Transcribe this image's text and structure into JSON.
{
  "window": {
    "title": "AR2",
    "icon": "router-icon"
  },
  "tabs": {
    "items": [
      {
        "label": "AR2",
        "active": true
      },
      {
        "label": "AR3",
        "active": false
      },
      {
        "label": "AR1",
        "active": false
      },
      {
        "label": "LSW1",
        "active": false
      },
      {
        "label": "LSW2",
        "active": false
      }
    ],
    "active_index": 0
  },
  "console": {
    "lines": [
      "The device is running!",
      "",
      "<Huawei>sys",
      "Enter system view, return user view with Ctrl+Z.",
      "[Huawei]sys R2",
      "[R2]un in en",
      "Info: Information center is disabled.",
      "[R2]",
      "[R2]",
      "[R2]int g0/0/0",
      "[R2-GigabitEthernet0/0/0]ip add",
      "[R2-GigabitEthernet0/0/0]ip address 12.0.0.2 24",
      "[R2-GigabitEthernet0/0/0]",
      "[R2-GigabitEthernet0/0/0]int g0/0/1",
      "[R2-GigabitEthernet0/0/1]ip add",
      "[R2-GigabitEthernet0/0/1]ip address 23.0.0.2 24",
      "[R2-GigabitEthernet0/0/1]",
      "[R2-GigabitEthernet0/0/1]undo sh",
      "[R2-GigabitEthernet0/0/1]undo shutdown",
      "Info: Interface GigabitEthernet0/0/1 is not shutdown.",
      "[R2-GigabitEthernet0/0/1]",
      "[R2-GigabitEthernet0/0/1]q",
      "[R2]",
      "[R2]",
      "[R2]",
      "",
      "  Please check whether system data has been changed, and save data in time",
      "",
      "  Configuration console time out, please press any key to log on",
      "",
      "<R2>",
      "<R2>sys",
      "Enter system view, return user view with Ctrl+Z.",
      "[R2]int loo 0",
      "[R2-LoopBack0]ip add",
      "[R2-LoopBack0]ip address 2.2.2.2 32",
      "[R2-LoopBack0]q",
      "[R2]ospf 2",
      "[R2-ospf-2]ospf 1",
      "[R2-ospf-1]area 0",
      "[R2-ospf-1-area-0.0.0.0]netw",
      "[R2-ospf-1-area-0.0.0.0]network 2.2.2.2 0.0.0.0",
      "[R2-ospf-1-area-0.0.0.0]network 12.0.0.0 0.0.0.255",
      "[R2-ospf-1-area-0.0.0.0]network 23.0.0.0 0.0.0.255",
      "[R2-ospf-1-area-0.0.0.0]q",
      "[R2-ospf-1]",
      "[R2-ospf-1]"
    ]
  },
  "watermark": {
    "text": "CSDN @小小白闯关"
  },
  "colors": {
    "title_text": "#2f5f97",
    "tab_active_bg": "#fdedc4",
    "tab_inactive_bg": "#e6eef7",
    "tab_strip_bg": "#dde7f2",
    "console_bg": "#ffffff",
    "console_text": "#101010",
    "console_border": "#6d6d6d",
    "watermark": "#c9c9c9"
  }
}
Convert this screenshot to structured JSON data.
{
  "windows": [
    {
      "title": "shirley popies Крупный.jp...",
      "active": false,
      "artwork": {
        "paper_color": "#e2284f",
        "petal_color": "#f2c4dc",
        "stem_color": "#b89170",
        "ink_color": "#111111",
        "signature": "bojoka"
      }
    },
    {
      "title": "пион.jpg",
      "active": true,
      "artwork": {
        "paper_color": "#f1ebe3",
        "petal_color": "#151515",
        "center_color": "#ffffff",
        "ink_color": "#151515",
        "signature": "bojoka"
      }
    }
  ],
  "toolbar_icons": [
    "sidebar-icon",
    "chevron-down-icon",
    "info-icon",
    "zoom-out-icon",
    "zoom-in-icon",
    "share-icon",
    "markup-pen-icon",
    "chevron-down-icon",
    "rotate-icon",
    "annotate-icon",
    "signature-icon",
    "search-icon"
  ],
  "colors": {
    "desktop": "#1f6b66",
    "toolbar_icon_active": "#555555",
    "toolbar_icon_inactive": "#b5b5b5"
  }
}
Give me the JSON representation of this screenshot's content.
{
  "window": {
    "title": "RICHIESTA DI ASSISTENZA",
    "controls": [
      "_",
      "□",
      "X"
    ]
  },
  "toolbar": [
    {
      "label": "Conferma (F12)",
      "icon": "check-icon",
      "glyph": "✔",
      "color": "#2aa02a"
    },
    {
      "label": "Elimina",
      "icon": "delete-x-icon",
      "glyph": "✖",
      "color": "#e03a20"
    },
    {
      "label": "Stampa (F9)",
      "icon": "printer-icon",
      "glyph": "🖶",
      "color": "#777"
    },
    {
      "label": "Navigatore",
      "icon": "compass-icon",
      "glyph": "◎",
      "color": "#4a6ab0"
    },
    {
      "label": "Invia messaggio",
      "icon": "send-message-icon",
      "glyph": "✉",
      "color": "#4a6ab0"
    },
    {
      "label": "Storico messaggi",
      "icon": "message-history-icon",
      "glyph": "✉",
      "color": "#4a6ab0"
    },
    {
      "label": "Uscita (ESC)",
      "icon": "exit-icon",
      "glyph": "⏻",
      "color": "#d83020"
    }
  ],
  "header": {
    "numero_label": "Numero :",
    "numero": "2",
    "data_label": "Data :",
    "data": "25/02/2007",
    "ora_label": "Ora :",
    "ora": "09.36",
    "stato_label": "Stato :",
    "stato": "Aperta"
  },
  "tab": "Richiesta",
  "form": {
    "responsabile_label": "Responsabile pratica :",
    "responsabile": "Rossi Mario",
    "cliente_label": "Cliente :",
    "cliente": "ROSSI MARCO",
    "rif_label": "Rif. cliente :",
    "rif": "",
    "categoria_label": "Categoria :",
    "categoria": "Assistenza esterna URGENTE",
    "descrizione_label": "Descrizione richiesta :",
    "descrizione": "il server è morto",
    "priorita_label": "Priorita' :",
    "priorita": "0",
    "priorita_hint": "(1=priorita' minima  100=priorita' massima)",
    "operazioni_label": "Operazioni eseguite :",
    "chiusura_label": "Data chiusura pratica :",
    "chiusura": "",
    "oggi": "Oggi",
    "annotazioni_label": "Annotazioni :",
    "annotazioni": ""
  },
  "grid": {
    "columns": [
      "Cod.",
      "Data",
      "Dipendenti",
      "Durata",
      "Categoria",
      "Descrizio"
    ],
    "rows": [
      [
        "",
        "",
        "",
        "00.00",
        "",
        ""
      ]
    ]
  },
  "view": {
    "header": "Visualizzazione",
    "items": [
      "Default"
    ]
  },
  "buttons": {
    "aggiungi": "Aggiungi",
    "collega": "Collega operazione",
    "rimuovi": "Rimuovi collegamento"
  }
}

━━━━━━━━━━━━━━━━━━━━━━━━━━━━━━

### PROBLEM TO WORK ON
Copy the material above back out, exactly as written.

### TASK RESPONSE
Transcribe this image's text and structure into JSON.
{
  "window": {
    "title": "AR2",
    "icon": "router-icon"
  },
  "tabs": {
    "items": [
      {
        "label": "AR2",
        "active": true
      },
      {
        "label": "AR3",
        "active": false
      },
      {
        "label": "AR1",
        "active": false
      },
      {
        "label": "LSW1",
        "active": false
      },
      {
        "label": "LSW2",
        "active": false
      }
    ],
    "active_index": 0
  },
  "console": {
    "lines": [
      "The device is running!",
      "",
      "<Huawei>sys",
      "Enter system view, return user view with Ctrl+Z.",
      "[Huawei]sys R2",
      "[R2]un in en",
      "Info: Information center is disabled.",
      "[R2]",
      "[R2]",
      "[R2]int g0/0/0",
      "[R2-GigabitEthernet0/0/0]ip add",
      "[R2-GigabitEthernet0/0/0]ip address 12.0.0.2 24",
      "[R2-GigabitEthernet0/0/0]",
      "[R2-GigabitEthernet0/0/0]int g0/0/1",
      "[R2-GigabitEthernet0/0/1]ip add",
      "[R2-GigabitEthernet0/0/1]ip address 23.0.0.2 24",
      "[R2-GigabitEthernet0/0/1]",
      "[R2-GigabitEthernet0/0/1]undo sh",
      "[R2-GigabitEthernet0/0/1]undo shutdown",
      "Info: Interface GigabitEthernet0/0/1 is not shutdown.",
      "[R2-GigabitEthernet0/0/1]",
      "[R2-GigabitEthernet0/0/1]q",
      "[R2]",
      "[R2]",
      "[R2]",
      "",
      "  Please check whether system data has been changed, and save data in time",
      "",
      "  Configuration console time out, please press any key to log on",
      "",
      "<R2>",
      "<R2>sys",
      "Enter system view, return user view with Ctrl+Z.",
      "[R2]int loo 0",
      "[R2-LoopBack0]ip add",
      "[R2-LoopBack0]ip address 2.2.2.2 32",
      "[R2-LoopBack0]q",
      "[R2]ospf 2",
      "[R2-ospf-2]ospf 1",
      "[R2-ospf-1]area 0",
      "[R2-ospf-1-area-0.0.0.0]netw",
      "[R2-ospf-1-area-0.0.0.0]network 2.2.2.2 0.0.0.0",
      "[R2-ospf-1-area-0.0.0.0]network 12.0.0.0 0.0.0.255",
      "[R2-ospf-1-area-0.0.0.0]network 23.0.0.0 0.0.0.255",
      "[R2-ospf-1-area-0.0.0.0]q",
      "[R2-ospf-1]",
      "[R2-ospf-1]"
    ]
  },
  "watermark": {
    "text": "CSDN @小小白闯关"
  },
  "colors": {
    "title_text": "#2f5f97",
    "tab_active_bg": "#fdedc4",
    "tab_inactive_bg": "#e6eef7",
    "tab_strip_bg": "#dde7f2",
    "console_bg": "#ffffff",
    "console_text": "#101010",
    "console_border": "#6d6d6d",
    "watermark": "#c9c9c9"
  }
}
Convert this screenshot to structured JSON data.
{
  "windows": [
    {
      "title": "shirley popies Крупный.jp...",
      "active": false,
      "artwork": {
        "paper_color": "#e2284f",
        "petal_color": "#f2c4dc",
        "stem_color": "#b89170",
        "ink_color": "#111111",
        "signature": "bojoka"
      }
    },
    {
      "title": "пион.jpg",
      "active": true,
      "artwork": {
        "paper_color": "#f1ebe3",
        "petal_color": "#151515",
        "center_color": "#ffffff",
        "ink_color": "#151515",
        "signature": "bojoka"
      }
    }
  ],
  "toolbar_icons": [
    "sidebar-icon",
    "chevron-down-icon",
    "info-icon",
    "zoom-out-icon",
    "zoom-in-icon",
    "share-icon",
    "markup-pen-icon",
    "chevron-down-icon",
    "rotate-icon",
    "annotate-icon",
    "signature-icon",
    "search-icon"
  ],
  "colors": {
    "desktop": "#1f6b66",
    "toolbar_icon_active": "#555555",
    "toolbar_icon_inactive": "#b5b5b5"
  }
}
Give me the JSON representation of this screenshot's content.
{
  "window": {
    "title": "RICHIESTA DI ASSISTENZA",
    "controls": [
      "_",
      "□",
      "X"
    ]
  },
  "toolbar": [
    {
      "label": "Conferma (F12)",
      "icon": "check-icon",
      "glyph": "✔",
      "color": "#2aa02a"
    },
    {
      "label": "Elimina",
      "icon": "delete-x-icon",
      "glyph": "✖",
      "color": "#e03a20"
    },
    {
      "label": "Stampa (F9)",
      "icon": "printer-icon",
      "glyph": "🖶",
      "color": "#777"
    },
    {
      "label": "Navigatore",
      "icon": "compass-icon",
      "glyph": "◎",
      "color": "#4a6ab0"
    },
    {
      "label": "Invia messaggio",
      "icon": "send-message-icon",
      "glyph": "✉",
      "color": "#4a6ab0"
    },
    {
      "label": "Storico messaggi",
      "icon": "message-history-icon",
      "glyph": "✉",
      "color": "#4a6ab0"
    },
    {
      "label": "Uscita (ESC)",
      "icon": "exit-icon",
      "glyph": "⏻",
      "color": "#d83020"
    }
  ],
  "header": {
    "numero_label": "Numero :",
    "numero": "2",
    "data_label": "Data :",
    "data": "25/02/2007",
    "ora_label": "Ora :",
    "ora": "09.36",
    "stato_label": "Stato :",
    "stato": "Aperta"
  },
  "tab": "Richiesta",
  "form": {
    "responsabile_label": "Responsabile pratica :",
    "responsabile": "Rossi Mario",
    "cliente_label": "Cliente :",
    "cliente": "ROSSI MARCO",
    "rif_label": "Rif. cliente :",
    "rif": "",
    "categoria_label": "Categoria :",
    "categoria": "Assistenza esterna URGENTE",
    "descrizione_label": "Descrizione richiesta :",
    "descrizione": "il server è morto",
    "priorita_label": "Priorita' :",
    "priorita": "0",
    "priorita_hint": "(1=priorita' minima  100=priorita' massima)",
    "operazioni_label": "Operazioni eseguite :",
    "chiusura_label": "Data chiusura pratica :",
    "chiusura": "",
    "oggi": "Oggi",
    "annotazioni_label": "Annotazioni :",
    "annotazioni": ""
  },
  "grid": {
    "columns": [
      "Cod.",
      "Data",
      "Dipendenti",
      "Durata",
      "Categoria",
      "Descrizio"
    ],
    "rows": [
      [
        "",
        "",
        "",
        "00.00",
        "",
        ""
      ]
    ]
  },
  "view": {
    "header": "Visualizzazione",
    "items": [
      "Default"
    ]
  },
  "buttons": {
    "aggiungi": "Aggiungi",
    "collega": "Collega operazione",
    "rimuovi": "Rimuovi collegamento"
  }
}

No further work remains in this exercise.